2e cause de mortalité liée au climat
Ces hausses de prix ont des impacts sur la sécurité alimentaire, la santé publique mais aussi la stabilité politique. Lorsque les prix augmentent, les ménages à faibles revenus sont susceptibles de réduire leur consommation d’aliments nutritifs comme les fruits et légumes, faute de moyens, notent les chercheurs. Ils pointent une étude de la Food Foundation qui montre qu’en moyenne les aliments sains sont deux fois plus chers par calorie que les aliments moins sains.
Les chocs sur les prix alimentaires induits par le changement climatique pourraient donc aggraver divers problèmes de santé, allant de la malnutrition (manque de nutriments, particulièrement préoccupant pour les enfants dont les besoins nutritionnels sont plus élevés) à diverses maladies chroniques liées à l’alimentation, notamment les maladies coronariennes, le diabète de type 2 et de nombreux cancers. De plus en plus de données probantes établissent un lien entre l’insécurité alimentaire et une mauvaise alimentation et les problèmes de santé mentale.
“Les gens le constatent, la hausse des prix alimentaires étant la deuxième cause de mortalité sur la liste des impacts climatiques qu’ils constatent dans leur vie, juste après la chaleur extrême elle-même”, avance le Dr Maximillian Kotz, chercheur postdoctoral Marie-Curie au Barcelona Supercomputing Centre et auteur principal de l’étude. “Cela montre les conséquences sociales et économiques concrètes du changement climatique qui est toujours lié à une violence politique”, ajoute Raj Patel, membre du panel IPES-Food, professeur de recherche à la Lyndon B Johnson School of Public Affairs de l’Université du Texas à Austin. De nombreux conflits sont en effet en partie liés à la famine aggravée par le changement climatique comme en Syrie ou en Ethyopie.

» Enregistrements du jeu de données
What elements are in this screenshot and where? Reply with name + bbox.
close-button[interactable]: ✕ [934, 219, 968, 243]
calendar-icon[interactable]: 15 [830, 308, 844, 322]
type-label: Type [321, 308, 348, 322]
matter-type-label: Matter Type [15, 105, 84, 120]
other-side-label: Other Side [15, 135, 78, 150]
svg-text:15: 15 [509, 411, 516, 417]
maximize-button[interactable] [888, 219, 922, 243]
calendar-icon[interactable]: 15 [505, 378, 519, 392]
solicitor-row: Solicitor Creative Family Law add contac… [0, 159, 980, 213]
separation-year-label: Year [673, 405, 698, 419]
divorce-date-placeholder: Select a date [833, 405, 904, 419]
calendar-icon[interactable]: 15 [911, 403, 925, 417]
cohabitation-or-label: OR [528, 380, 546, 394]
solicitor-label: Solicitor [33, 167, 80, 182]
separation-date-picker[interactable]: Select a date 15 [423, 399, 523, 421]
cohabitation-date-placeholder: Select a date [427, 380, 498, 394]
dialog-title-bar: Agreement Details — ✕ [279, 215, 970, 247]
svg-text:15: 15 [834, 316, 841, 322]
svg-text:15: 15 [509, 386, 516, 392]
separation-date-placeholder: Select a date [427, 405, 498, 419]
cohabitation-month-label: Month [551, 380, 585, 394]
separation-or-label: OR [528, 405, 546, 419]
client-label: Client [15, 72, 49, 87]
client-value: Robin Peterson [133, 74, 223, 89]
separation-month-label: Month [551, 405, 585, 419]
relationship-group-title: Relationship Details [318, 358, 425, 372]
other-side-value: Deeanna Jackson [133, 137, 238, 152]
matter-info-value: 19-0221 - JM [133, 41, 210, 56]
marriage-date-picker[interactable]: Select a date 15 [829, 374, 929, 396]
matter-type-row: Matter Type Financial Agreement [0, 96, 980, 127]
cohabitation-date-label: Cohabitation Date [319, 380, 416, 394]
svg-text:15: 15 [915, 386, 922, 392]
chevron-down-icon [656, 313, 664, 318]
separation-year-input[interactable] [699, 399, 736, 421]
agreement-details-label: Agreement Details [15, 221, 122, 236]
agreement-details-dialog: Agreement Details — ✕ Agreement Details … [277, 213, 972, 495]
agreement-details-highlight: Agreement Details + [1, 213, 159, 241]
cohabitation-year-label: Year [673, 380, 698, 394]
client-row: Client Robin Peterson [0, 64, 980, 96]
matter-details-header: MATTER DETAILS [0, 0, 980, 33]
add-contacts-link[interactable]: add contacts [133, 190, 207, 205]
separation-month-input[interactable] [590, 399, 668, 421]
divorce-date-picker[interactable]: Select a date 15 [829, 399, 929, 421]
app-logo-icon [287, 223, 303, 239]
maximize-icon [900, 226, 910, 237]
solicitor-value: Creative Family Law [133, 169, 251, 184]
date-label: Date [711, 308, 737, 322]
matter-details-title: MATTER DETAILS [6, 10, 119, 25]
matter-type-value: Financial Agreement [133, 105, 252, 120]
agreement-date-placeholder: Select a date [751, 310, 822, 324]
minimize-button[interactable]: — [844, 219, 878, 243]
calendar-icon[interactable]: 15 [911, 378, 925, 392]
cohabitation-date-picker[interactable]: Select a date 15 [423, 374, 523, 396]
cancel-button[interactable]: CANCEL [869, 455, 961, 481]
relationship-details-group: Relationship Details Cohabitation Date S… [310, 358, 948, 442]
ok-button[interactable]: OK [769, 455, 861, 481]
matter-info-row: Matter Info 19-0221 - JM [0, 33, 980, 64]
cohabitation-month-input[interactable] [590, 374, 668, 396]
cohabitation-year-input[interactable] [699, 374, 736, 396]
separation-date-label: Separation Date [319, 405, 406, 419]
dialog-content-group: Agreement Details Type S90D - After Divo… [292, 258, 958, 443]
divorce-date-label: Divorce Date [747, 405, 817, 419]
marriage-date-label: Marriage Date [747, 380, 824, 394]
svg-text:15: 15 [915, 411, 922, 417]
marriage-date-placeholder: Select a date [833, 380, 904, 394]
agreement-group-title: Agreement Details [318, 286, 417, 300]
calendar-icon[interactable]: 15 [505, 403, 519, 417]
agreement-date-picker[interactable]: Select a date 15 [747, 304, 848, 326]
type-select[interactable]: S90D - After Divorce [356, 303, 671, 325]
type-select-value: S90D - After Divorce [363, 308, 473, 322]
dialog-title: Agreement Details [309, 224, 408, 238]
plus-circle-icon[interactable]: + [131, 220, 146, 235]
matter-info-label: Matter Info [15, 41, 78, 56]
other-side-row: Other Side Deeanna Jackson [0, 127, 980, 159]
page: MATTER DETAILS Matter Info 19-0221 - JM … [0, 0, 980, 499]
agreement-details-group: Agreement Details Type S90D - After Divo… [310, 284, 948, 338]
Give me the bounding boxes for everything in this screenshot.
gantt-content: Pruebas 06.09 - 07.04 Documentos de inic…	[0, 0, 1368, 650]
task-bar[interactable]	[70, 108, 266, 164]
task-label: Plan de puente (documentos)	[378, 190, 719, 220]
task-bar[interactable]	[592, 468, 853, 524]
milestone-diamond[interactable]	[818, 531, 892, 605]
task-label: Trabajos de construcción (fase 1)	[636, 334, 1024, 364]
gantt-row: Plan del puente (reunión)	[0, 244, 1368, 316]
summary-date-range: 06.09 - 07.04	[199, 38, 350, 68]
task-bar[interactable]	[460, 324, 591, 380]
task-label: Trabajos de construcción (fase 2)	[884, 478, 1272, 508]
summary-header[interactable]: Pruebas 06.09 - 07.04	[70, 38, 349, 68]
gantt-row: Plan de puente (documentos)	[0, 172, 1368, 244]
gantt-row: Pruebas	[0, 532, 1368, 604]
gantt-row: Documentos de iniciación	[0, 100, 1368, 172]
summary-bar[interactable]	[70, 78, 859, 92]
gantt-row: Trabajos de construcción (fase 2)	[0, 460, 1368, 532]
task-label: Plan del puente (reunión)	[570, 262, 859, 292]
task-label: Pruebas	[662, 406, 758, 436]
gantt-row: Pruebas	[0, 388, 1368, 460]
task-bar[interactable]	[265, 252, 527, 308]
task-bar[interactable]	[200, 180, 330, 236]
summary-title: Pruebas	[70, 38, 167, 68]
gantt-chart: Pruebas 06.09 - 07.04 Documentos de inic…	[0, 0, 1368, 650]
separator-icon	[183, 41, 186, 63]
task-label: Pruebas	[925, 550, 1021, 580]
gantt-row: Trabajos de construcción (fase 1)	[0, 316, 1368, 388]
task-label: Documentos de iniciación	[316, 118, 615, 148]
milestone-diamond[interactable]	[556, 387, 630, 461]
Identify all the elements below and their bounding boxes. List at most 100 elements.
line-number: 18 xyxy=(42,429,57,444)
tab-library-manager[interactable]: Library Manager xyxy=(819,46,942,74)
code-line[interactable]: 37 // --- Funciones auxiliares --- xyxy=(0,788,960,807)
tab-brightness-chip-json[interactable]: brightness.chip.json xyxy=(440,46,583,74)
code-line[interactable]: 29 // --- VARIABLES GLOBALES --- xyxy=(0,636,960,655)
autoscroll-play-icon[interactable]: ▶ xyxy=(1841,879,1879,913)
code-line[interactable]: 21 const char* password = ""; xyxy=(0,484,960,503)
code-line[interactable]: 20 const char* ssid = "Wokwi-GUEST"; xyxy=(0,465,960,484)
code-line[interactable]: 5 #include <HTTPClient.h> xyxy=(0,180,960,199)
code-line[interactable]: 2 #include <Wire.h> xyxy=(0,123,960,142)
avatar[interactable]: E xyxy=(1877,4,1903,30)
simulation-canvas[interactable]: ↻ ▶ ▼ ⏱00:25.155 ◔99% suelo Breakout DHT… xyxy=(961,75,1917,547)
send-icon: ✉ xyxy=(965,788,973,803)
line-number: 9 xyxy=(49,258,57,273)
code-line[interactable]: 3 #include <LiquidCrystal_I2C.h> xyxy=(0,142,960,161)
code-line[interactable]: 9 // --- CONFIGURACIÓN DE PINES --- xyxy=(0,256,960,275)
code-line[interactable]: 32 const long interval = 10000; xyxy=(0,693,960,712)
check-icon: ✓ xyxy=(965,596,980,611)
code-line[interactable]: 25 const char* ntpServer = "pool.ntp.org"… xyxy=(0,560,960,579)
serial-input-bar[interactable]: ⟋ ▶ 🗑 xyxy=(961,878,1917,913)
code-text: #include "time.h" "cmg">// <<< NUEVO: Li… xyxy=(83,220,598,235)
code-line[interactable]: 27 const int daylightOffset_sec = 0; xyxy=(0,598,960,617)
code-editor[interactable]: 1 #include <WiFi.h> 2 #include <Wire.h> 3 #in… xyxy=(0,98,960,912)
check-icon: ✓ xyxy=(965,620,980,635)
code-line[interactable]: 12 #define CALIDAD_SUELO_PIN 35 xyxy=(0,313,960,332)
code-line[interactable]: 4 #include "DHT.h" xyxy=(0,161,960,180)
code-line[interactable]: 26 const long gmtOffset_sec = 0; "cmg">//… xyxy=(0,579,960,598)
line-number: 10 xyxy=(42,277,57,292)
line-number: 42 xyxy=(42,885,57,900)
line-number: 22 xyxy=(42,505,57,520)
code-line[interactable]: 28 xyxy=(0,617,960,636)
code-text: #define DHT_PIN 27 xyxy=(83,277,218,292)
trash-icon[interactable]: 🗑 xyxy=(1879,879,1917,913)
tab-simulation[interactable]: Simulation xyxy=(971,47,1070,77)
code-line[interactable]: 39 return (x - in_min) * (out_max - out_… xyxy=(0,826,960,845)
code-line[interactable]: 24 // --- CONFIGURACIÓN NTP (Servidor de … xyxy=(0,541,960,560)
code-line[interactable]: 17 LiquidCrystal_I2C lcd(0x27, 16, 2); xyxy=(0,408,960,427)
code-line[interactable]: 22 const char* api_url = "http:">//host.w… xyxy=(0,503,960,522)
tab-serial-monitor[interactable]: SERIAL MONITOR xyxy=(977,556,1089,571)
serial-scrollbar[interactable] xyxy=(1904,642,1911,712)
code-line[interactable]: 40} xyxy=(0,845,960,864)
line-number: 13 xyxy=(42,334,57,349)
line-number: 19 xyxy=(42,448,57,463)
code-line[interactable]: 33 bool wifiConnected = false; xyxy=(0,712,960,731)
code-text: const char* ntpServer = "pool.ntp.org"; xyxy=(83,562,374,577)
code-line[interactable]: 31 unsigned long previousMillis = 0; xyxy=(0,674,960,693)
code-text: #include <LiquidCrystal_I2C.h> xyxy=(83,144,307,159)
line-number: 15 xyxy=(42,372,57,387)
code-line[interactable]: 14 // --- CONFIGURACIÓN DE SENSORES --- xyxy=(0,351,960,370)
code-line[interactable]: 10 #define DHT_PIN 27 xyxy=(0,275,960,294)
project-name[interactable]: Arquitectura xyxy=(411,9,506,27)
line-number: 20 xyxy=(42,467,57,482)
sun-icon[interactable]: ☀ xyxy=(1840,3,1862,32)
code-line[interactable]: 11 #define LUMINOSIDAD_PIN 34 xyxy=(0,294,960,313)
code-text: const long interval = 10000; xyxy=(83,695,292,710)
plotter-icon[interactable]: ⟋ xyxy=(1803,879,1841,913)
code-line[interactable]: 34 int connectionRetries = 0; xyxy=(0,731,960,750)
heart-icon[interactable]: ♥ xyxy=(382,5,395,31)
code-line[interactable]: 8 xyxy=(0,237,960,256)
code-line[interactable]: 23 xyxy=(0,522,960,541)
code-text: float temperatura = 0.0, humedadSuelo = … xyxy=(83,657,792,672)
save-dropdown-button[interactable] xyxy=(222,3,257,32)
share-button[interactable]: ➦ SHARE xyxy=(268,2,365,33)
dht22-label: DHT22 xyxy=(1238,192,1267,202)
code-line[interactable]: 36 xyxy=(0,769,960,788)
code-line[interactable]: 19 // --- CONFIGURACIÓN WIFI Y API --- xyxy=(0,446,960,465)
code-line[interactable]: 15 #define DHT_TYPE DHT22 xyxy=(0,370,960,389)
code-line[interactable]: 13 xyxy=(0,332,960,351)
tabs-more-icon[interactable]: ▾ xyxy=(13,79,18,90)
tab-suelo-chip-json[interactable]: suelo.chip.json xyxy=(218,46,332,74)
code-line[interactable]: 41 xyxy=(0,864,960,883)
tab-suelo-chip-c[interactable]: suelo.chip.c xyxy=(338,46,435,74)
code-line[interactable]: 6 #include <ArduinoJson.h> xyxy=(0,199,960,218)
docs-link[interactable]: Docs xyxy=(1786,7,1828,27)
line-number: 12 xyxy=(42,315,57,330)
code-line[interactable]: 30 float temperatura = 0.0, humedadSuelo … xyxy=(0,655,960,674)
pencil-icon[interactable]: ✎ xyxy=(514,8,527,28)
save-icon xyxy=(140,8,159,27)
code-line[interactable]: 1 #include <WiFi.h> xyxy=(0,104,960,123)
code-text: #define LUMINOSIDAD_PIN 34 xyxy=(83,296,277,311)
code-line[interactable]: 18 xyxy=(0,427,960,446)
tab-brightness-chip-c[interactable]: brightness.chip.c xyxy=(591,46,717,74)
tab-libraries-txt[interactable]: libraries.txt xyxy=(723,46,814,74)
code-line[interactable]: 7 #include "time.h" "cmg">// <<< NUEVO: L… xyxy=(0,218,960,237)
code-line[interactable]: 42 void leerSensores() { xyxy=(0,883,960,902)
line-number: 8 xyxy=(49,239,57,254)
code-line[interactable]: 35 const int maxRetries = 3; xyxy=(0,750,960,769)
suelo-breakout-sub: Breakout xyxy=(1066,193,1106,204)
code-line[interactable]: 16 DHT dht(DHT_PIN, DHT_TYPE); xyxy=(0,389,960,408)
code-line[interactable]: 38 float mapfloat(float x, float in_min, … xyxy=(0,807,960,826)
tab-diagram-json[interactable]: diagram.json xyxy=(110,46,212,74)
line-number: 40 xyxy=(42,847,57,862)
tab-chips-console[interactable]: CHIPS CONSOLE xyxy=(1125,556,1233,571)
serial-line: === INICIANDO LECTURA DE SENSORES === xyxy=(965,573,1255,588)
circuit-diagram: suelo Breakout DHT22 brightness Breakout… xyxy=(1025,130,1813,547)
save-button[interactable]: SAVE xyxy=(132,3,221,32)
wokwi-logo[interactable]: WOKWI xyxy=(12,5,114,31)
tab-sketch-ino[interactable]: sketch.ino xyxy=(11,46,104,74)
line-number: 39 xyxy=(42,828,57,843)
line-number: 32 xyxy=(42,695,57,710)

» Mise en pratique
1. Recopiez fidèlement le passage de l'extrait sur la hausse des prix alimentaires qui s'ouvre sur les mots contenant "Les chocs sur" et se ferme sur "de santé mentale.".
2. Poursuivez, s'il vous plaît, l'extrait sur la hausse des prix alimentaires à partir de sa dernière phrase.

» Réponses par tâche
1.
Les chocs sur les prix alimentaires induits par le changement climatique pourraient donc aggraver divers problèmes de santé, allant de la malnutrition (manque de nutriments, particulièrement préoccupant pour les enfants dont les besoins nutritionnels sont plus élevés) à diverses maladies chroniques liées à l’alimentation, notamment les maladies coronariennes, le diabète de type 2 et de nombreux cancers. De plus en plus de données probantes établissent un lien entre l’insécurité alimentaire et une mauvaise alimentation et les problèmes de santé mentale.

2.
“C’est comme si chaque personne sur Terre renonçait à son petit-déjeuner”
D’autres études publiées plus tôt dans l’année ont également démontré les pertes de rendement qui seront causées par le changement climatique. Selon une vaste analyse menée pendant huit ans dans 55 pays par des chercheurs issus d’une quinzaine d’universités, dans le cadre du Climate Impact Lab, consortium de recherche de l’université de Chicago, chaque degré celsius supplémentaire de réchauffement global réduira la capacité mondiale à produire de la nourriture de 120 kcal par personne et par jour. Soit 4,4% de la consommation journalière actuelle, estiment les auteurs, qui font démarrer leur période de référence au début des années 2000.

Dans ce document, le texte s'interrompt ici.